# Records drawn from a dataset
┏━━
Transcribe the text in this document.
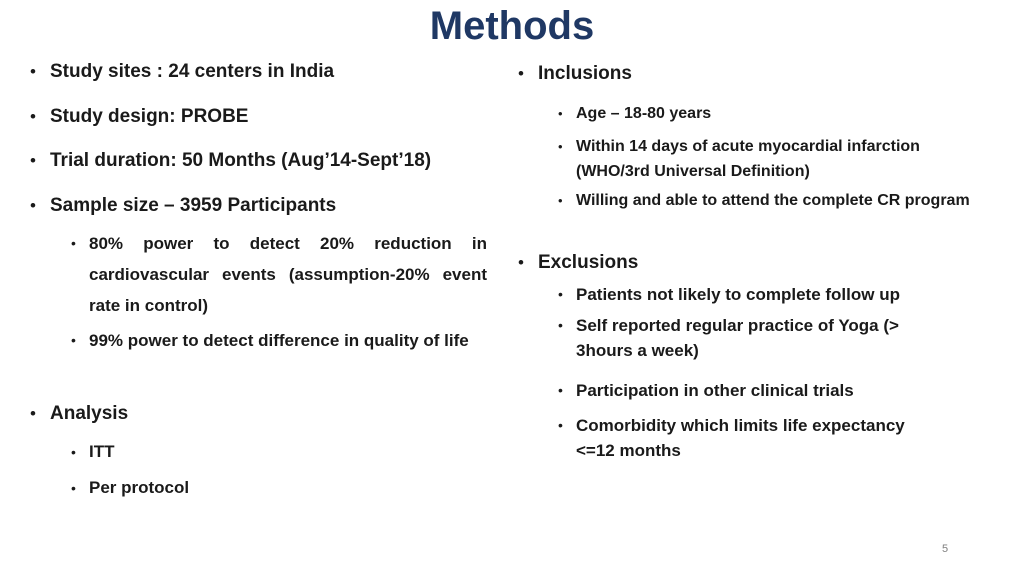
Methods
• Study sites : 24 centers in India
• Study design: PROBE
• Trial duration: 50 Months (Aug’14-Sept’18)
• Sample size – 3959 Participants
• 80% power to detect 20% reduction in cardiovascular events (assumption-20% event rate in control)
• 99% power to detect difference in quality of life
• Analysis
• ITT
• Per protocol
• Inclusions
• Age – 18-80 years
• Within 14 days of acute myocardial infarction (WHO/3rd Universal Definition)
• Willing and able to attend the complete CR program
• Exclusions
• Patients not likely to complete follow up
• Self reported regular practice of Yoga (> 3hours a week)
• Participation in other clinical trials
• Comorbidity which limits life expectancy <=12 months
5
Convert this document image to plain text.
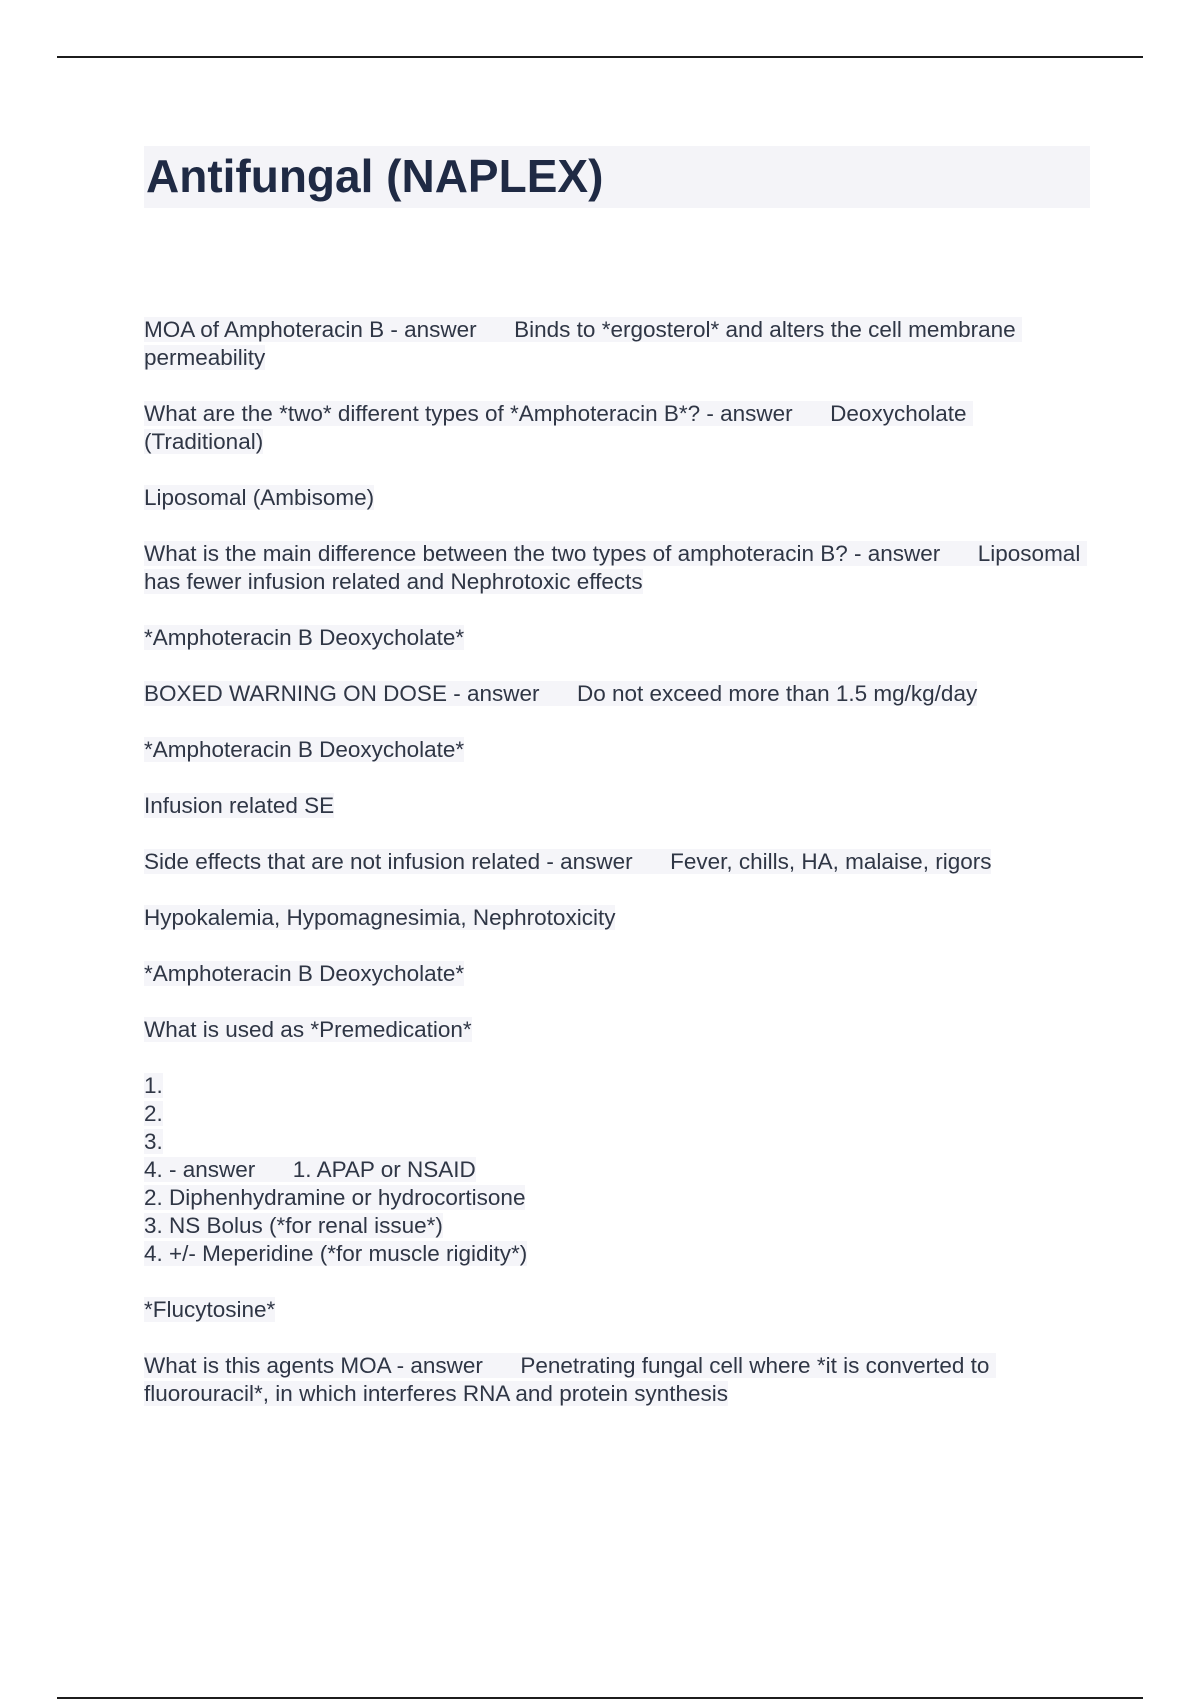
Antifungal (NAPLEX)

MOA of Amphoteracin B - answer      Binds to *ergosterol* and alters the cell membrane permeability

What are the *two* different types of *Amphoteracin B*? - answer      Deoxycholate (Traditional)

Liposomal (Ambisome)

What is the main difference between the two types of amphoteracin B? - answer      Liposomal has fewer infusion related and Nephrotoxic effects

*Amphoteracin B Deoxycholate*

BOXED WARNING ON DOSE - answer      Do not exceed more than 1.5 mg/kg/day

*Amphoteracin B Deoxycholate*

Infusion related SE

Side effects that are not infusion related - answer      Fever, chills, HA, malaise, rigors

Hypokalemia, Hypomagnesimia, Nephrotoxicity

*Amphoteracin B Deoxycholate*

What is used as *Premedication*

1.
2.
3.
4. - answer      1. APAP or NSAID
2. Diphenhydramine or hydrocortisone
3. NS Bolus (*for renal issue*)
4. +/- Meperidine (*for muscle rigidity*)

*Flucytosine*

What is this agents MOA - answer      Penetrating fungal cell where *it is converted to fluorouracil*, in which interferes RNA and protein synthesis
┗━━
# Work instructions
Review the entries above and return every line where "which" appears.

# Written reply
• Comorbidity which limits life expectancy <=12 months
What is this agents MOA - answer      Penetrating fungal cell where *it is converted to fluorouracil*, in which interferes RNA and protein synthesis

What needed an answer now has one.